> Aim of the task:
Using the listing below, select the lines with the word "needs" and copy them.

Start of Data in this exercise

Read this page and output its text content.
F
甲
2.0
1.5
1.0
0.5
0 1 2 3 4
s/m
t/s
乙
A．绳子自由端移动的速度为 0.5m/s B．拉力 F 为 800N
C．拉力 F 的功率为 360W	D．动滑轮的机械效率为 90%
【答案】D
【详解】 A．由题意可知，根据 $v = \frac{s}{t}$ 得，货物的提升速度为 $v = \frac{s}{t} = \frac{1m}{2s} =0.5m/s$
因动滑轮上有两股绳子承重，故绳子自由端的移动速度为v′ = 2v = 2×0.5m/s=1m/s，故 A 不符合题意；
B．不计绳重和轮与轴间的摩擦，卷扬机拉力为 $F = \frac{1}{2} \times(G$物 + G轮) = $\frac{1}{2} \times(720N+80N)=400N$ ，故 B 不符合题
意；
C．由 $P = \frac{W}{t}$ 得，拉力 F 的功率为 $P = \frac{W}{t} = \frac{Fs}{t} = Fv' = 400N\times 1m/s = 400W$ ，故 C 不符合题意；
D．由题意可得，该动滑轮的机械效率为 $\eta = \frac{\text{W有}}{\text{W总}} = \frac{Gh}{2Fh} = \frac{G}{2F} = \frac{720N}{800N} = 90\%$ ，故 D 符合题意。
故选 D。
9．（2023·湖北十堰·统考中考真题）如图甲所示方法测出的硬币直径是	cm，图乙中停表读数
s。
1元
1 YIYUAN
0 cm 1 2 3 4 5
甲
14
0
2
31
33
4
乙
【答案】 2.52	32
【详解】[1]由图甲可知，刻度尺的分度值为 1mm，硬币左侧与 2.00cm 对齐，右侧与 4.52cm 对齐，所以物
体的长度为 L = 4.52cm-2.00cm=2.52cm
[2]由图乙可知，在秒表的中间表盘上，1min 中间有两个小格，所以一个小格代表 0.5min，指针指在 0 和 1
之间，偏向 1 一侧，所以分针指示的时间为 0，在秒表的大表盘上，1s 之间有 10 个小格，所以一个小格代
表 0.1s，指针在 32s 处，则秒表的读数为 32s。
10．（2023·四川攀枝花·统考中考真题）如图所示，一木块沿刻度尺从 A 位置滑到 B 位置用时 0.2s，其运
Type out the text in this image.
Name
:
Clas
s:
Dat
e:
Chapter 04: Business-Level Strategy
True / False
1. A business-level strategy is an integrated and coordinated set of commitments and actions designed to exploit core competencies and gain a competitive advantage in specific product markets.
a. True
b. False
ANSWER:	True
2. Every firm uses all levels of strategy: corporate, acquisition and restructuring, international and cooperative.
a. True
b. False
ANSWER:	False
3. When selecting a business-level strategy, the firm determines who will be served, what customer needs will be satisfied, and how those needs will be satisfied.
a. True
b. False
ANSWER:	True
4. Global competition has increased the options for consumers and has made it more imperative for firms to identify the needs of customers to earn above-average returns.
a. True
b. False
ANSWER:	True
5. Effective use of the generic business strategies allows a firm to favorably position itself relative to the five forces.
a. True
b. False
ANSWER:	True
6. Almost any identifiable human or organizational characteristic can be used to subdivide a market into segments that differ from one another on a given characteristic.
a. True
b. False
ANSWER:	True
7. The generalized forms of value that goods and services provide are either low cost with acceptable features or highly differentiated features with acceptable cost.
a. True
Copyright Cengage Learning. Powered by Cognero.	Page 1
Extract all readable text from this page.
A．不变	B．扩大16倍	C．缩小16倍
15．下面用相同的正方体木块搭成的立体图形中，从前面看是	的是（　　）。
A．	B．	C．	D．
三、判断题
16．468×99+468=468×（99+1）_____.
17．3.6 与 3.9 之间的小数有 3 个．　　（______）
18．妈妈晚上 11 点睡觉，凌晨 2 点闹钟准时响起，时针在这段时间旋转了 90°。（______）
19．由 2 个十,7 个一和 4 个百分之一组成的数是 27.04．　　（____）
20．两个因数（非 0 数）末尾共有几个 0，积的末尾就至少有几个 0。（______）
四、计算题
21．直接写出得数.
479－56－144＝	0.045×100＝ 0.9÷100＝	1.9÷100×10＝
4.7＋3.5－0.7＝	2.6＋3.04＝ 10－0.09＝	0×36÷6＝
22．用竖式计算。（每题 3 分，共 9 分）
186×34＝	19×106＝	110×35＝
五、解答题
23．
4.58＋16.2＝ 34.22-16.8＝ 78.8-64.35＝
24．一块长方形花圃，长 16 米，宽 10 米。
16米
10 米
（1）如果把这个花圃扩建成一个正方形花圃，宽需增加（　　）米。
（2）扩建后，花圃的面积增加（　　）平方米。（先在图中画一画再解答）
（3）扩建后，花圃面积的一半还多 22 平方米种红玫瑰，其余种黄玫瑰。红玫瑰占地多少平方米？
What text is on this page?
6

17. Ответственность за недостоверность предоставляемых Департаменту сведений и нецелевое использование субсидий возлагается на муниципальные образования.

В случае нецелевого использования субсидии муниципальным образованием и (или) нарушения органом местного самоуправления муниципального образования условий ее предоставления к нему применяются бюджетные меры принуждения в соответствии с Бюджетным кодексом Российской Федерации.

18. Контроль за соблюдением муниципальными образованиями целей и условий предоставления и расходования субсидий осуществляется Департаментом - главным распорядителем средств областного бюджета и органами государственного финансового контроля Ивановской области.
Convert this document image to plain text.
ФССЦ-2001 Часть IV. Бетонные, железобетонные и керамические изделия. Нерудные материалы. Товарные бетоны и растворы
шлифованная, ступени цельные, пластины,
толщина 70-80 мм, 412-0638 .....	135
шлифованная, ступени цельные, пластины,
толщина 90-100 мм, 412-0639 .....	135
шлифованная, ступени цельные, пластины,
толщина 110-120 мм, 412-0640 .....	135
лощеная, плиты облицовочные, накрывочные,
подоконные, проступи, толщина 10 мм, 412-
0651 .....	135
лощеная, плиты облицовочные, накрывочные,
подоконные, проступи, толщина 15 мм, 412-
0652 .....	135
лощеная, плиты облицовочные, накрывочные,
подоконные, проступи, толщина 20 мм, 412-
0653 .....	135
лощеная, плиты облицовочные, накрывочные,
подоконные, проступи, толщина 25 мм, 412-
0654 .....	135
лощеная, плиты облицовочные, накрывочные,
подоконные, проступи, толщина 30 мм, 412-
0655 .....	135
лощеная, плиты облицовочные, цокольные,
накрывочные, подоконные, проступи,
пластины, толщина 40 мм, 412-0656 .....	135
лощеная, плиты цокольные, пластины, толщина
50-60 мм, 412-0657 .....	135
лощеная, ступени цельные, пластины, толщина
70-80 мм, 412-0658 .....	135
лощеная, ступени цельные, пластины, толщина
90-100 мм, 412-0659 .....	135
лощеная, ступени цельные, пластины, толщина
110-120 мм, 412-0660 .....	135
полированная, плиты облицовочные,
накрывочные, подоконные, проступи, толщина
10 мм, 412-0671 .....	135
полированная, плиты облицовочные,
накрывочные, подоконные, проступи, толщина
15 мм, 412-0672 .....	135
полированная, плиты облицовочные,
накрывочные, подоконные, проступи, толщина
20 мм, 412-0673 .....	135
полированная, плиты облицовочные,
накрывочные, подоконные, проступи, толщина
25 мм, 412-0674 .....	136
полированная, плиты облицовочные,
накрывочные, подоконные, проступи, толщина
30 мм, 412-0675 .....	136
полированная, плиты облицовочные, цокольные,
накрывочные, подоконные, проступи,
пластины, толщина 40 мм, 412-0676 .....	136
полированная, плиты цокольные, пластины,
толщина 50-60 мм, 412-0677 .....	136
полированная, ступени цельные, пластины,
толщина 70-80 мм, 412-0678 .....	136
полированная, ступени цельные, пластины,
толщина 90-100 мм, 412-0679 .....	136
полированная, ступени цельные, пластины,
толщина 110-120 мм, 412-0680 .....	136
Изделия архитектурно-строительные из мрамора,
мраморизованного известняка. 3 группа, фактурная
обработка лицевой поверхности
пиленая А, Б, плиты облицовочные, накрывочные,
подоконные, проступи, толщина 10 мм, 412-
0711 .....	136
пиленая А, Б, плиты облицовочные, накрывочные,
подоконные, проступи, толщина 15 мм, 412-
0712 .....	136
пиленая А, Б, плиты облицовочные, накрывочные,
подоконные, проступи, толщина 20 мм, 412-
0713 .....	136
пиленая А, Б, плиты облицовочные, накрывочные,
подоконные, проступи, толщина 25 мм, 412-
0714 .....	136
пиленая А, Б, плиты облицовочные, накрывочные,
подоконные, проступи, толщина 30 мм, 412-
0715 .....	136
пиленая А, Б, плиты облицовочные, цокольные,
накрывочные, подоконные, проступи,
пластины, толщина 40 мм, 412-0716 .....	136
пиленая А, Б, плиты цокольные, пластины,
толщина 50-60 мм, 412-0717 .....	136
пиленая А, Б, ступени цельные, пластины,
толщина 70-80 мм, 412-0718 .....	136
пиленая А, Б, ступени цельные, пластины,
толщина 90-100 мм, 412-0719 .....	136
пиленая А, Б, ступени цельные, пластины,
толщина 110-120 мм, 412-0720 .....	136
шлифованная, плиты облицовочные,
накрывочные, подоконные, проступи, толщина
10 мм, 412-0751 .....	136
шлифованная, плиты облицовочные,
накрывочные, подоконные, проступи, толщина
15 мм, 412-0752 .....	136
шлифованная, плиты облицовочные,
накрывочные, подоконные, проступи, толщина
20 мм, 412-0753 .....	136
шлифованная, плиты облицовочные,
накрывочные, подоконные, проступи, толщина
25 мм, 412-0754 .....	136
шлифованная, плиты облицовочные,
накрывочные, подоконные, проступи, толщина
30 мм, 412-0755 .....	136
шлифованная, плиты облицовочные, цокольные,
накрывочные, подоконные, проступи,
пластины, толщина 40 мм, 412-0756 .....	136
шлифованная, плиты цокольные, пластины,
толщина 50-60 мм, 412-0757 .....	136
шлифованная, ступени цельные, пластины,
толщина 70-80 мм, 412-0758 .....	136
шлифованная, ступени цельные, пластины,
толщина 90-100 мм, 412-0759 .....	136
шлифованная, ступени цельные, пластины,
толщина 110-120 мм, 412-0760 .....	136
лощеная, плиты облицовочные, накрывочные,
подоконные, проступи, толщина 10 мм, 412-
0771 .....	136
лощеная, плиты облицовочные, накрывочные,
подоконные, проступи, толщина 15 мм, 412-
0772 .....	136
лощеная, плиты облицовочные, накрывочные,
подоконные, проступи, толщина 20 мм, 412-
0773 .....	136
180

End of Data in this exercise

> Answer to the task:
3. When selecting a business-level strategy, the firm determines who will be served, what customer needs will be satisfied, and how those needs will be satisfied.
4. Global competition has increased the options for consumers and has made it more imperative for firms to identify the needs of customers to earn above-average returns.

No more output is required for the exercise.